-------- Given entries

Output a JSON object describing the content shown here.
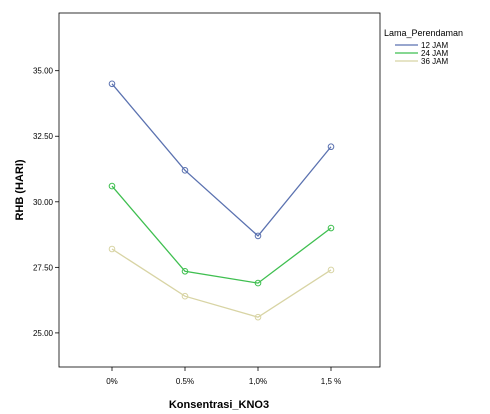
{
  "chart_data": {
    "type": "line",
    "title": "",
    "xlabel": "Konsentrasi_KNO3",
    "ylabel": "RHB (HARI)",
    "categories": [
      "0%",
      "0.5%",
      "1,0%",
      "1,5 %"
    ],
    "ylim": [
      23.7,
      37.2
    ],
    "yticks": [
      25.0,
      27.5,
      30.0,
      32.5,
      35.0
    ],
    "ytick_labels": [
      "25.00",
      "27.50",
      "30.00",
      "32.50",
      "35.00"
    ],
    "grid": false,
    "legend": {
      "title": "Lama_Perendaman",
      "placement": "right"
    },
    "series": [
      {
        "name": "12 JAM",
        "color": "#5b72b0",
        "values": [
          34.5,
          31.2,
          28.7,
          32.1
        ]
      },
      {
        "name": "24 JAM",
        "color": "#3fbf50",
        "values": [
          30.6,
          27.35,
          26.9,
          29.0
        ]
      },
      {
        "name": "36 JAM",
        "color": "#d8d4a4",
        "values": [
          28.2,
          26.4,
          25.6,
          27.4
        ]
      }
    ]
  }
}
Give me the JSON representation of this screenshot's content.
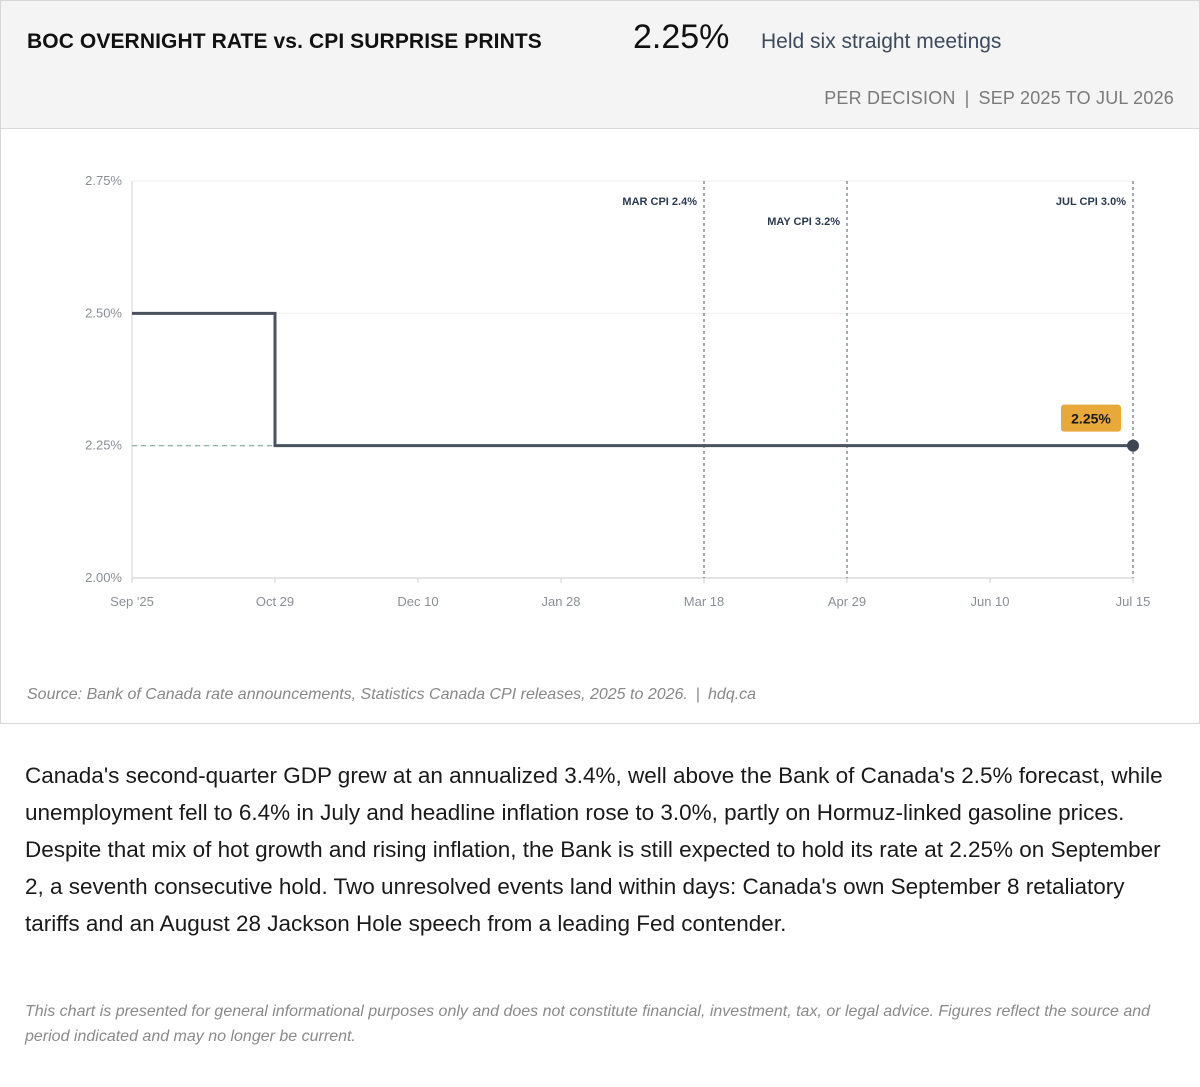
{
  "header": {
    "title": "BOC OVERNIGHT RATE vs. CPI SURPRISE PRINTS",
    "current_value": "2.25%",
    "subtitle": "Held six straight meetings",
    "frequency": "PER DECISION",
    "period_separator": "|",
    "range": "SEP 2025 TO JUL 2026"
  },
  "chart_data": {
    "type": "line",
    "step": true,
    "x_tick_labels": [
      "Sep '25",
      "Oct 29",
      "Dec 10",
      "Jan 28",
      "Mar 18",
      "Apr 29",
      "Jun 10",
      "Jul 15"
    ],
    "y_tick_labels": [
      "2.00%",
      "2.25%",
      "2.50%",
      "2.75%"
    ],
    "y_ticks": [
      2.0,
      2.25,
      2.5,
      2.75
    ],
    "ylim": [
      2.0,
      2.75
    ],
    "series": [
      {
        "x": [
          "Sep '25",
          "Oct 29",
          "Dec 10",
          "Jan 28",
          "Mar 18",
          "Apr 29",
          "Jun 10",
          "Jul 15"
        ],
        "values": [
          2.5,
          2.25,
          2.25,
          2.25,
          2.25,
          2.25,
          2.25,
          2.25
        ]
      }
    ],
    "reference_line": 2.25,
    "events": [
      {
        "x": "Mar 18",
        "label": "MAR CPI 2.4%"
      },
      {
        "x": "Apr 29",
        "label": "MAY CPI 3.2%"
      },
      {
        "x": "Jul 15",
        "label": "JUL CPI 3.0%"
      }
    ],
    "end_label": "2.25%",
    "grid": true,
    "colors": {
      "line": "#4a5260",
      "event_line": "#7d8797",
      "reference": "#7fae96",
      "badge": "#e8a83a",
      "grid": "#eeeeee"
    }
  },
  "footer": {
    "source": "Source: Bank of Canada rate announcements, Statistics Canada CPI releases, 2025 to 2026.",
    "separator": "|",
    "site": "hdq.ca"
  },
  "commentary": "Canada's second-quarter GDP grew at an annualized 3.4%, well above the Bank of Canada's 2.5% forecast, while unemployment fell to 6.4% in July and headline inflation rose to 3.0%, partly on Hormuz-linked gasoline prices. Despite that mix of hot growth and rising inflation, the Bank is still expected to hold its rate at 2.25% on September 2, a seventh consecutive hold. Two unresolved events land within days: Canada's own September 8 retaliatory tariffs and an August 28 Jackson Hole speech from a leading Fed contender.",
  "disclaimer": "This chart is presented for general informational purposes only and does not constitute financial, investment, tax, or legal advice. Figures reflect the source and period indicated and may no longer be current."
}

----------------

__Direction__:
Return the lines of the records that include the string "Canada".

__The reply__:
    "source": "Source: Bank of Canada rate announcements, Statistics Canada CPI releases, 2025 to 2026.",
  "commentary": "Canada's second-quarter GDP grew at an annualized 3.4%, well above the Bank of Canada's 2.5% forecast, while unemployment fell to 6.4% in July and headline inflation rose to 3.0%, partly on Hormuz-linked gasoline prices. Despite that mix of hot growth and rising inflation, the Bank is still expected to hold its rate at 2.25% on September 2, a seventh consecutive hold. Two unresolved events land within days: Canada's own September 8 retaliatory tariffs and an August 28 Jackson Hole speech from a leading Fed contender.",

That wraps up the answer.